=== Required task ===
Go through the entries below and print each one exactly, leaving out pictures.

###

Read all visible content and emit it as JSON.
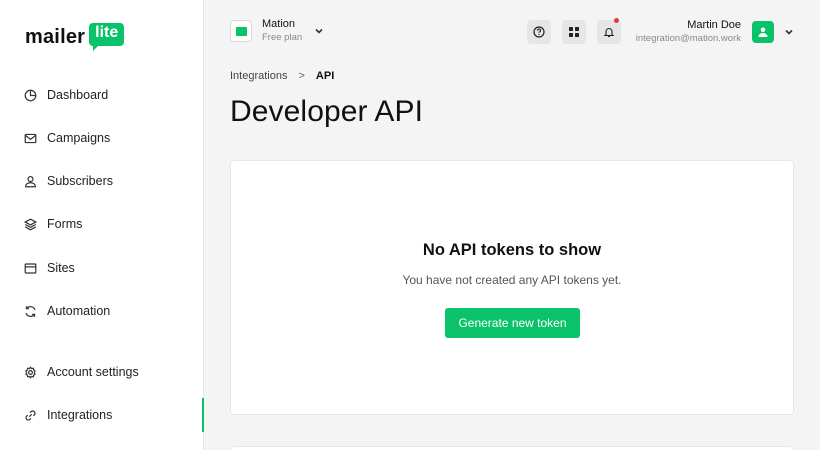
{
  "brand": {
    "logo_text": "mailer",
    "logo_badge": "lite",
    "accent": "#09c269"
  },
  "sidebar": {
    "items": [
      {
        "label": "Dashboard",
        "icon": "dashboard-icon"
      },
      {
        "label": "Campaigns",
        "icon": "mail-icon"
      },
      {
        "label": "Subscribers",
        "icon": "user-icon"
      },
      {
        "label": "Forms",
        "icon": "layers-icon"
      },
      {
        "label": "Sites",
        "icon": "browser-icon"
      },
      {
        "label": "Automation",
        "icon": "refresh-icon"
      },
      {
        "label": "Account settings",
        "icon": "gear-icon"
      },
      {
        "label": "Integrations",
        "icon": "link-icon",
        "active": true
      }
    ]
  },
  "topbar": {
    "workspace_name": "Mation",
    "workspace_plan": "Free plan",
    "user_name": "Martin Doe",
    "user_email": "integration@mation.work",
    "notification_dot_color": "#e53935"
  },
  "breadcrumb": {
    "parent": "Integrations",
    "separator": ">",
    "current": "API"
  },
  "page": {
    "title": "Developer API",
    "empty_title": "No API tokens to show",
    "empty_description": "You have not created any API tokens yet.",
    "generate_button": "Generate new token"
  }
}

###

=== Solution to this task ===
Read all visible content and emit it as JSON.
{
  "brand": {
    "logo_text": "mailer",
    "logo_badge": "lite",
    "accent": "#09c269"
  },
  "sidebar": {
    "items": [
      {
        "label": "Dashboard",
        "icon": "dashboard-icon"
      },
      {
        "label": "Campaigns",
        "icon": "mail-icon"
      },
      {
        "label": "Subscribers",
        "icon": "user-icon"
      },
      {
        "label": "Forms",
        "icon": "layers-icon"
      },
      {
        "label": "Sites",
        "icon": "browser-icon"
      },
      {
        "label": "Automation",
        "icon": "refresh-icon"
      },
      {
        "label": "Account settings",
        "icon": "gear-icon"
      },
      {
        "label": "Integrations",
        "icon": "link-icon",
        "active": true
      }
    ]
  },
  "topbar": {
    "workspace_name": "Mation",
    "workspace_plan": "Free plan",
    "user_name": "Martin Doe",
    "user_email": "integration@mation.work",
    "notification_dot_color": "#e53935"
  },
  "breadcrumb": {
    "parent": "Integrations",
    "separator": ">",
    "current": "API"
  },
  "page": {
    "title": "Developer API",
    "empty_title": "No API tokens to show",
    "empty_description": "You have not created any API tokens yet.",
    "generate_button": "Generate new token"
  }
}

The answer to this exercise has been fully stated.